> **AIM OF THE EXERCISE**
Please retype the records below exactly, leaving out any pictures.

> **SUPPLIED MATERIAL**

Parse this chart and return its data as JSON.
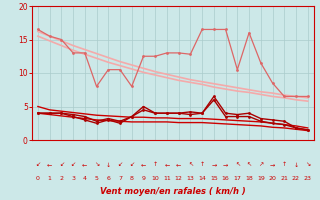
{
  "x": [
    0,
    1,
    2,
    3,
    4,
    5,
    6,
    7,
    8,
    9,
    10,
    11,
    12,
    13,
    14,
    15,
    16,
    17,
    18,
    19,
    20,
    21,
    22,
    23
  ],
  "line_pink_jagged": [
    16.5,
    15.5,
    15.0,
    13.0,
    13.0,
    8.0,
    10.5,
    10.5,
    8.0,
    12.5,
    12.5,
    13.0,
    13.0,
    12.8,
    16.5,
    16.5,
    16.5,
    10.5,
    16.0,
    11.5,
    8.5,
    6.5,
    6.5,
    6.5
  ],
  "line_trend_upper": [
    16.2,
    15.5,
    14.8,
    14.1,
    13.5,
    12.9,
    12.3,
    11.7,
    11.2,
    10.7,
    10.2,
    9.8,
    9.4,
    9.0,
    8.7,
    8.4,
    8.1,
    7.8,
    7.5,
    7.2,
    7.0,
    6.7,
    6.5,
    6.3
  ],
  "line_trend_lower": [
    15.5,
    14.8,
    14.1,
    13.4,
    12.8,
    12.2,
    11.6,
    11.1,
    10.6,
    10.1,
    9.7,
    9.3,
    8.9,
    8.6,
    8.3,
    7.9,
    7.6,
    7.3,
    7.1,
    6.8,
    6.5,
    6.3,
    6.0,
    5.8
  ],
  "line_red_trend_upper": [
    5.0,
    4.5,
    4.3,
    4.1,
    3.9,
    3.7,
    3.6,
    3.5,
    3.4,
    3.4,
    3.3,
    3.3,
    3.2,
    3.2,
    3.2,
    3.1,
    3.0,
    2.9,
    2.8,
    2.7,
    2.5,
    2.3,
    2.1,
    1.8
  ],
  "line_red_trend_lower": [
    4.0,
    3.8,
    3.6,
    3.4,
    3.2,
    3.0,
    2.9,
    2.8,
    2.7,
    2.7,
    2.7,
    2.7,
    2.6,
    2.6,
    2.6,
    2.5,
    2.4,
    2.3,
    2.2,
    2.1,
    1.9,
    1.8,
    1.6,
    1.4
  ],
  "line_red_jagged1": [
    4.0,
    4.0,
    4.0,
    3.8,
    3.5,
    2.8,
    3.2,
    2.8,
    3.5,
    5.0,
    4.0,
    4.0,
    4.0,
    4.2,
    4.0,
    6.5,
    4.0,
    3.8,
    4.0,
    3.2,
    3.0,
    2.8,
    1.8,
    1.5
  ],
  "line_red_jagged2": [
    4.0,
    4.0,
    4.0,
    3.5,
    3.0,
    2.5,
    3.0,
    2.5,
    3.5,
    4.5,
    4.0,
    4.0,
    4.0,
    3.8,
    4.0,
    6.0,
    3.5,
    3.5,
    3.5,
    2.8,
    2.5,
    2.3,
    1.8,
    1.5
  ],
  "arrows": [
    "↙",
    "←",
    "↙",
    "↙",
    "←",
    "↘",
    "↓",
    "↙",
    "↙",
    "←",
    "↑",
    "←",
    "←",
    "↖",
    "↑",
    "→",
    "→",
    "↖",
    "↖",
    "↗",
    "→",
    "↑",
    "↓",
    "↘"
  ],
  "xlabel": "Vent moyen/en rafales ( km/h )",
  "xlim": [
    -0.5,
    23.5
  ],
  "ylim": [
    0,
    20
  ],
  "yticks": [
    0,
    5,
    10,
    15,
    20
  ],
  "xticks": [
    0,
    1,
    2,
    3,
    4,
    5,
    6,
    7,
    8,
    9,
    10,
    11,
    12,
    13,
    14,
    15,
    16,
    17,
    18,
    19,
    20,
    21,
    22,
    23
  ],
  "bg_color": "#cce8e8",
  "grid_color": "#aacccc",
  "color_light_pink": "#f4aaaa",
  "color_pink": "#dd6666",
  "color_red": "#cc0000",
  "color_dark_red": "#aa0000"
}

> **ANSWER FOR THIS EXERCISE**
Parse this chart and return its data as JSON.
{
  "x": [
    0,
    1,
    2,
    3,
    4,
    5,
    6,
    7,
    8,
    9,
    10,
    11,
    12,
    13,
    14,
    15,
    16,
    17,
    18,
    19,
    20,
    21,
    22,
    23
  ],
  "line_pink_jagged": [
    16.5,
    15.5,
    15.0,
    13.0,
    13.0,
    8.0,
    10.5,
    10.5,
    8.0,
    12.5,
    12.5,
    13.0,
    13.0,
    12.8,
    16.5,
    16.5,
    16.5,
    10.5,
    16.0,
    11.5,
    8.5,
    6.5,
    6.5,
    6.5
  ],
  "line_trend_upper": [
    16.2,
    15.5,
    14.8,
    14.1,
    13.5,
    12.9,
    12.3,
    11.7,
    11.2,
    10.7,
    10.2,
    9.8,
    9.4,
    9.0,
    8.7,
    8.4,
    8.1,
    7.8,
    7.5,
    7.2,
    7.0,
    6.7,
    6.5,
    6.3
  ],
  "line_trend_lower": [
    15.5,
    14.8,
    14.1,
    13.4,
    12.8,
    12.2,
    11.6,
    11.1,
    10.6,
    10.1,
    9.7,
    9.3,
    8.9,
    8.6,
    8.3,
    7.9,
    7.6,
    7.3,
    7.1,
    6.8,
    6.5,
    6.3,
    6.0,
    5.8
  ],
  "line_red_trend_upper": [
    5.0,
    4.5,
    4.3,
    4.1,
    3.9,
    3.7,
    3.6,
    3.5,
    3.4,
    3.4,
    3.3,
    3.3,
    3.2,
    3.2,
    3.2,
    3.1,
    3.0,
    2.9,
    2.8,
    2.7,
    2.5,
    2.3,
    2.1,
    1.8
  ],
  "line_red_trend_lower": [
    4.0,
    3.8,
    3.6,
    3.4,
    3.2,
    3.0,
    2.9,
    2.8,
    2.7,
    2.7,
    2.7,
    2.7,
    2.6,
    2.6,
    2.6,
    2.5,
    2.4,
    2.3,
    2.2,
    2.1,
    1.9,
    1.8,
    1.6,
    1.4
  ],
  "line_red_jagged1": [
    4.0,
    4.0,
    4.0,
    3.8,
    3.5,
    2.8,
    3.2,
    2.8,
    3.5,
    5.0,
    4.0,
    4.0,
    4.0,
    4.2,
    4.0,
    6.5,
    4.0,
    3.8,
    4.0,
    3.2,
    3.0,
    2.8,
    1.8,
    1.5
  ],
  "line_red_jagged2": [
    4.0,
    4.0,
    4.0,
    3.5,
    3.0,
    2.5,
    3.0,
    2.5,
    3.5,
    4.5,
    4.0,
    4.0,
    4.0,
    3.8,
    4.0,
    6.0,
    3.5,
    3.5,
    3.5,
    2.8,
    2.5,
    2.3,
    1.8,
    1.5
  ],
  "arrows": [
    "↙",
    "←",
    "↙",
    "↙",
    "←",
    "↘",
    "↓",
    "↙",
    "↙",
    "←",
    "↑",
    "←",
    "←",
    "↖",
    "↑",
    "→",
    "→",
    "↖",
    "↖",
    "↗",
    "→",
    "↑",
    "↓",
    "↘"
  ],
  "xlabel": "Vent moyen/en rafales ( km/h )",
  "xlim": [
    -0.5,
    23.5
  ],
  "ylim": [
    0,
    20
  ],
  "yticks": [
    0,
    5,
    10,
    15,
    20
  ],
  "xticks": [
    0,
    1,
    2,
    3,
    4,
    5,
    6,
    7,
    8,
    9,
    10,
    11,
    12,
    13,
    14,
    15,
    16,
    17,
    18,
    19,
    20,
    21,
    22,
    23
  ],
  "bg_color": "#cce8e8",
  "grid_color": "#aacccc",
  "color_light_pink": "#f4aaaa",
  "color_pink": "#dd6666",
  "color_red": "#cc0000",
  "color_dark_red": "#aa0000"
}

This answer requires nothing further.